**The problem**
Omit every picture while repeating the entries exactly.
......
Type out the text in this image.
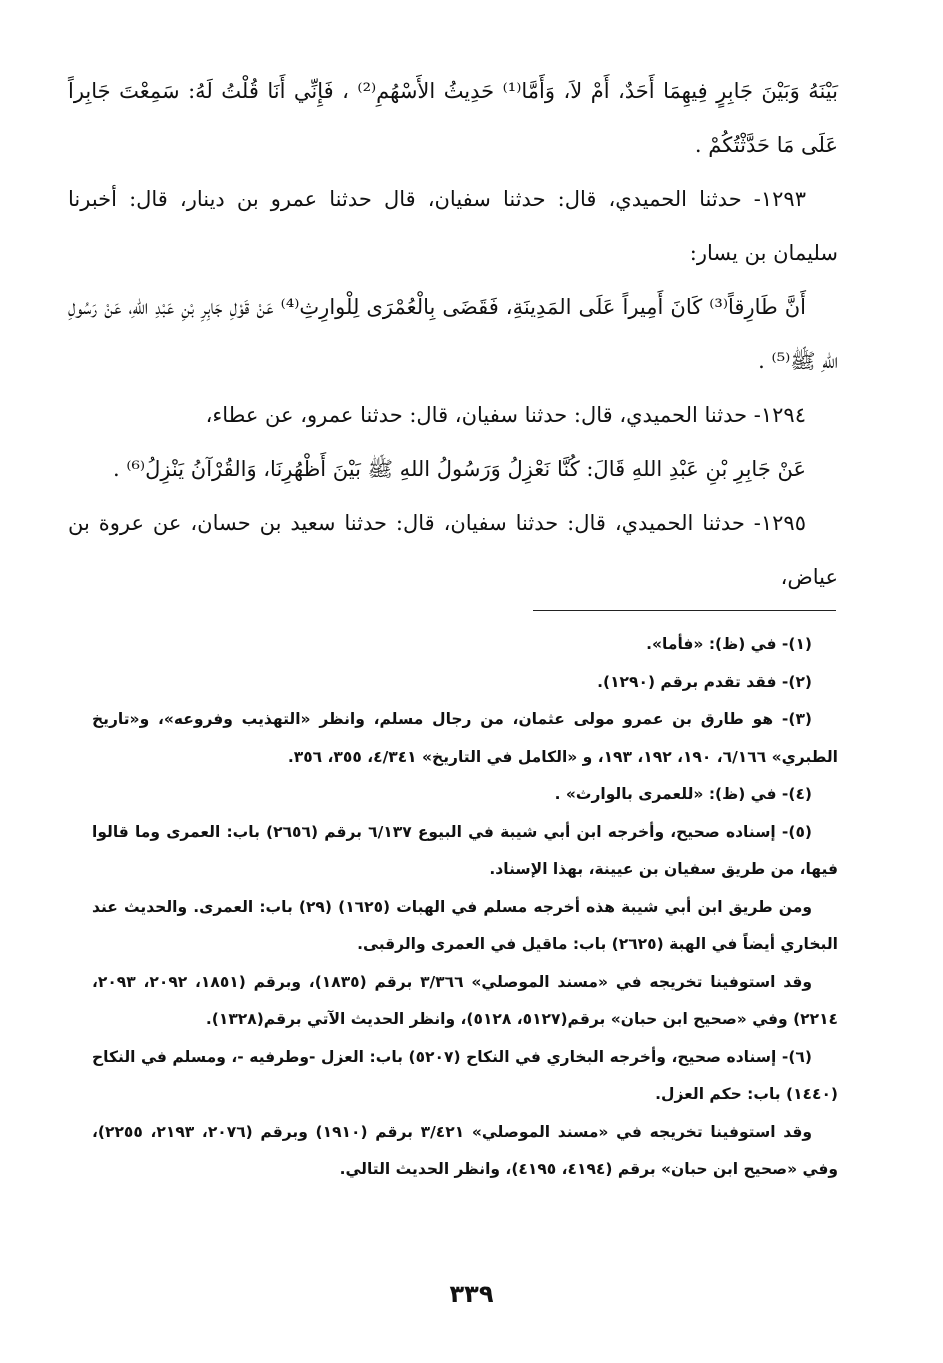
بَيْنَهُ وَبَيْنَ جَابِرٍ فِيهِمَا أَحَدٌ، أَمْ لاَ، وَأَمَّا⁽¹⁾ حَدِيثُ الأَسْهُمِ⁽²⁾ ، فَإِنِّي أَنَا قُلْتُ لَهُ: سَمِعْتَ جَابِراً عَلَى مَا حَدَّثْتُكُمْ .

١٢٩٣- حدثنا الحميدي، قال: حدثنا سفيان، قال حدثنا عمرو بن دينار، قال: أخبرنا سليمان بن يسار:

أَنَّ طَارِقاً⁽³⁾ كَانَ أَمِيراً عَلَى المَدِينَةِ، فَقَضَى بِالْعُمْرَى لِلْوارِثِ⁽⁴⁾ عَنْ قَوْلِ جَابِرِ بْنِ عَبْدِ اللهِ، عَنْ رَسُولِ اللهِ ﷺ⁽⁵⁾ .

١٢٩٤- حدثنا الحميدي، قال: حدثنا سفيان، قال: حدثنا عمرو، عن عطاء،

عَنْ جَابِرِ بْنِ عَبْدِ اللهِ قَالَ: كُنَّا نَعْزِلُ وَرَسُولُ اللهِ ﷺ بَيْنَ أَظْهُرِنَا، وَالقُرْآنُ يَنْزِلُ⁽⁶⁾ .

١٢٩٥- حدثنا الحميدي، قال: حدثنا سفيان، قال: حدثنا سعيد بن حسان، عن عروة بن عياض،

(١)- في (ظ): «فأما».

(٢)- فقد تقدم برقم (١٢٩٠).

(٣)- هو طارق بن عمرو مولى عثمان، من رجال مسلم، وانظر «التهذيب وفروعه»، و«تاريخ الطبري» ٦/١٦٦، ١٩٠، ١٩٢، ١٩٣، و «الكامل في التاريخ» ٤/٣٤١، ٣٥٥، ٣٥٦.

(٤)- في (ظ): «للعمرى بالوارث» .

(٥)- إسناده صحيح، وأخرجه ابن أبي شيبة في البيوع ٦/١٣٧ برقم (٢٦٥٦) باب: العمرى وما قالوا فيها، من طريق سفيان بن عيينة، بهذا الإسناد.

ومن طريق ابن أبي شيبة هذه أخرجه مسلم في الهبات (١٦٢٥) (٢٩) باب: العمرى. والحديث عند البخاري أيضاً في الهبة (٢٦٢٥) باب: ماقيل في العمرى والرقبى.

وقد استوفينا تخريجه في «مسند الموصلي» ٣/٣٦٦ برقم (١٨٣٥)، وبرقم (١٨٥١، ٢٠٩٢، ٢٠٩٣، ٢٢١٤) وفي «صحيح ابن حبان» برقم(٥١٢٧، ٥١٢٨)، وانظر الحديث الآتي برقم(١٣٢٨).

(٦)- إسناده صحيح، وأخرجه البخاري في النكاح (٥٢٠٧) باب: العزل -وطرفيه -، ومسلم في النكاح (١٤٤٠) باب: حكم العزل.

وقد استوفينا تخريجه في «مسند الموصلي» ٣/٤٢١ برقم (١٩١٠) وبرقم (٢٠٧٦، ٢١٩٣، ٢٢٥٥)، وفي «صحيح ابن حبان» برقم (٤١٩٤، ٤١٩٥)، وانظر الحديث التالي.

٣٣٩
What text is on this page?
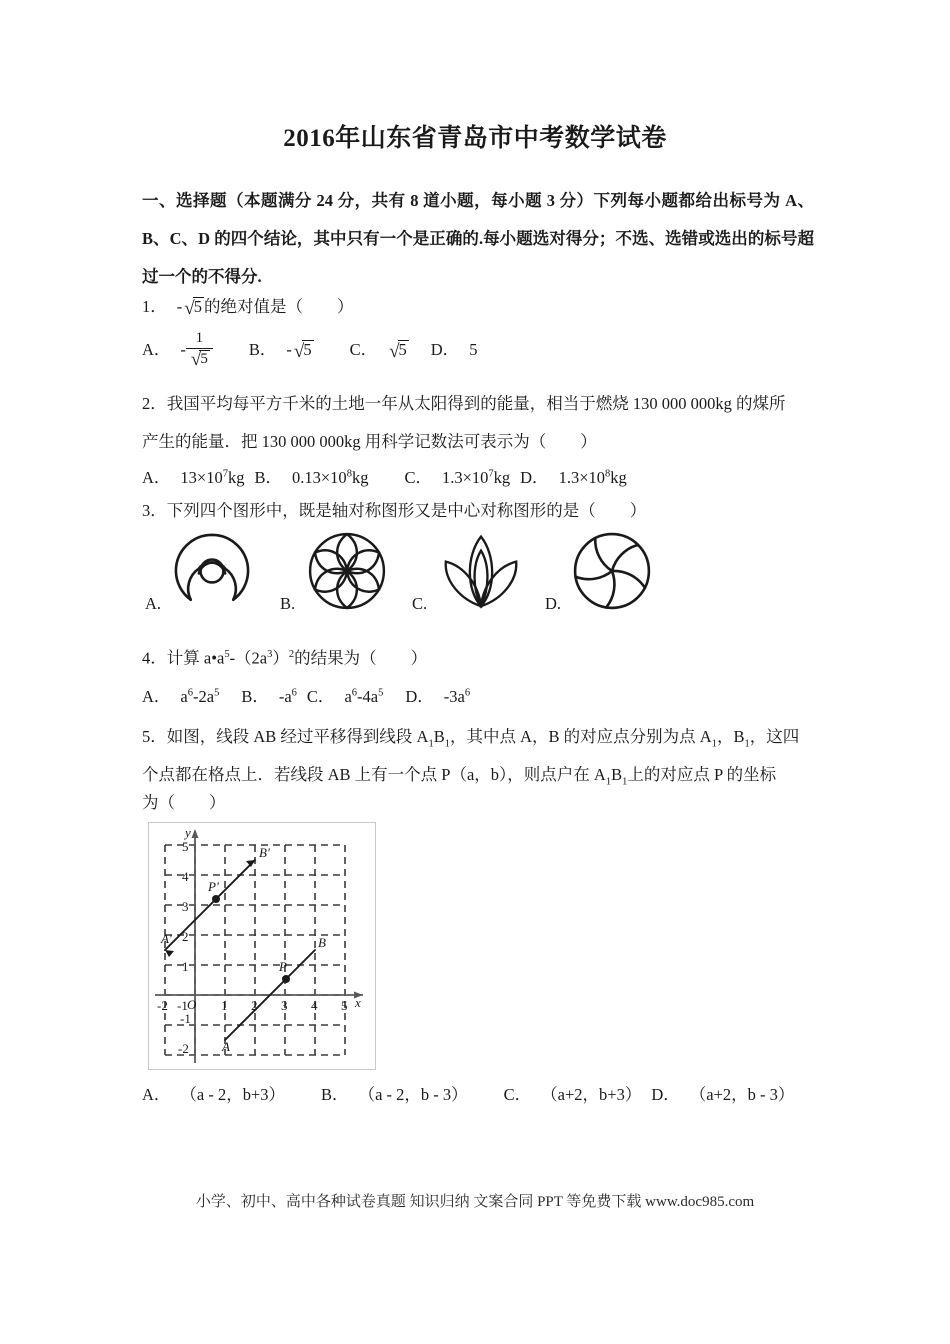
2016年山东省青岛市中考数学试卷
一、选择题（本题满分 24 分，共有 8 道小题，每小题 3 分）下列每小题都给出标号为 A、B、C、D 的四个结论，其中只有一个是正确的.每小题选对得分；不选、选错或选出的标号超过一个的不得分.
1． - √5 的绝对值是（ ）
A． - $\frac{1}{√5}$ B． - √5 C． √5 D． 5
2．我国平均每平方千米的土地一年从太阳得到的能量，相当于燃烧 130 000 000kg 的煤所
产生的能量．把 130 000 000kg 用科学记数法可表示为（ ）
A． $13\times 10^7kg$ B． $0.13\times 10^8kg$ C． $1.3\times 10^7kg$ D． $1.3\times 10^8kg$
3．下列四个图形中，既是轴对称图形又是中心对称图形的是（ ）
A.	B.	C.	D.
4．计算 $a•a^5-(2a^3)^2$的结果为（ ）
A． $a^6-2a^5$ B． $-a^6$ C． $a^6-4a^5$ D． $-3a^6$
5．如图，线段 AB 经过平移得到线段 $A_1B_1$，其中点 A，B 的对应点分别为点 $A_1$，$B_1$，这四
个点都在格点上．若线段 AB 上有一个点 P（a，b），则点户在 $A_1B_1$上的对应点 P 的坐标
为（ ）
A
B
P
A'
B'
P'
y
x
O
-2 -1	1 2 3 4 5
5
4
3
2
1
-1
-2
A． （a - 2，b+3） B． （a - 2，b - 3） C． （a+2，b+3） D． （a+2，b - 3）
小学、初中、高中各种试卷真题 知识归纳 文案合同 PPT 等免费下载 www.doc985.com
......
**Result of this exercise**
Type out the text in this image.
بَيْنَهُ وَبَيْنَ جَابِرٍ فِيهِمَا أَحَدٌ، أَمْ لاَ، وَأَمَّا⁽¹⁾ حَدِيثُ الأَسْهُمِ⁽²⁾ ، فَإِنِّي أَنَا قُلْتُ لَهُ: سَمِعْتَ جَابِراً عَلَى مَا حَدَّثْتُكُمْ .

١٢٩٣- حدثنا الحميدي، قال: حدثنا سفيان، قال حدثنا عمرو بن دينار، قال: أخبرنا سليمان بن يسار:

أَنَّ طَارِقاً⁽³⁾ كَانَ أَمِيراً عَلَى المَدِينَةِ، فَقَضَى بِالْعُمْرَى لِلْوارِثِ⁽⁴⁾ عَنْ قَوْلِ جَابِرِ بْنِ عَبْدِ اللهِ، عَنْ رَسُولِ اللهِ ﷺ⁽⁵⁾ .

١٢٩٤- حدثنا الحميدي، قال: حدثنا سفيان، قال: حدثنا عمرو، عن عطاء،

عَنْ جَابِرِ بْنِ عَبْدِ اللهِ قَالَ: كُنَّا نَعْزِلُ وَرَسُولُ اللهِ ﷺ بَيْنَ أَظْهُرِنَا، وَالقُرْآنُ يَنْزِلُ⁽⁶⁾ .

١٢٩٥- حدثنا الحميدي، قال: حدثنا سفيان، قال: حدثنا سعيد بن حسان، عن عروة بن عياض،

(١)- في (ظ): «فأما».

(٢)- فقد تقدم برقم (١٢٩٠).

(٣)- هو طارق بن عمرو مولى عثمان، من رجال مسلم، وانظر «التهذيب وفروعه»، و«تاريخ الطبري» ٦/١٦٦، ١٩٠، ١٩٢، ١٩٣، و «الكامل في التاريخ» ٤/٣٤١، ٣٥٥، ٣٥٦.

(٤)- في (ظ): «للعمرى بالوارث» .

(٥)- إسناده صحيح، وأخرجه ابن أبي شيبة في البيوع ٦/١٣٧ برقم (٢٦٥٦) باب: العمرى وما قالوا فيها، من طريق سفيان بن عيينة، بهذا الإسناد.

ومن طريق ابن أبي شيبة هذه أخرجه مسلم في الهبات (١٦٢٥) (٢٩) باب: العمرى. والحديث عند البخاري أيضاً في الهبة (٢٦٢٥) باب: ماقيل في العمرى والرقبى.

وقد استوفينا تخريجه في «مسند الموصلي» ٣/٣٦٦ برقم (١٨٣٥)، وبرقم (١٨٥١، ٢٠٩٢، ٢٠٩٣، ٢٢١٤) وفي «صحيح ابن حبان» برقم(٥١٢٧، ٥١٢٨)، وانظر الحديث الآتي برقم(١٣٢٨).

(٦)- إسناده صحيح، وأخرجه البخاري في النكاح (٥٢٠٧) باب: العزل -وطرفيه -، ومسلم في النكاح (١٤٤٠) باب: حكم العزل.

وقد استوفينا تخريجه في «مسند الموصلي» ٣/٤٢١ برقم (١٩١٠) وبرقم (٢٠٧٦، ٢١٩٣، ٢٢٥٥)، وفي «صحيح ابن حبان» برقم (٤١٩٤، ٤١٩٥)، وانظر الحديث التالي.

٣٣٩
What text is on this page?
2016年山东省青岛市中考数学试卷
一、选择题（本题满分 24 分，共有 8 道小题，每小题 3 分）下列每小题都给出标号为 A、B、C、D 的四个结论，其中只有一个是正确的.每小题选对得分；不选、选错或选出的标号超过一个的不得分.
1． - √5 的绝对值是（ ）
A． - $\frac{1}{√5}$ B． - √5 C． √5 D． 5
2．我国平均每平方千米的土地一年从太阳得到的能量，相当于燃烧 130 000 000kg 的煤所
产生的能量．把 130 000 000kg 用科学记数法可表示为（ ）
A． $13\times 10^7kg$ B． $0.13\times 10^8kg$ C． $1.3\times 10^7kg$ D． $1.3\times 10^8kg$
3．下列四个图形中，既是轴对称图形又是中心对称图形的是（ ）
A.	B.	C.	D.
4．计算 $a•a^5-(2a^3)^2$的结果为（ ）
A． $a^6-2a^5$ B． $-a^6$ C． $a^6-4a^5$ D． $-3a^6$
5．如图，线段 AB 经过平移得到线段 $A_1B_1$，其中点 A，B 的对应点分别为点 $A_1$，$B_1$，这四
个点都在格点上．若线段 AB 上有一个点 P（a，b），则点户在 $A_1B_1$上的对应点 P 的坐标
为（ ）
A
B
P
A'
B'
P'
y
x
O
-2 -1	1 2 3 4 5
5
4
3
2
1
-1
-2
A． （a - 2，b+3） B． （a - 2，b - 3） C． （a+2，b+3） D． （a+2，b - 3）
小学、初中、高中各种试卷真题 知识归纳 文案合同 PPT 等免费下载 www.doc985.com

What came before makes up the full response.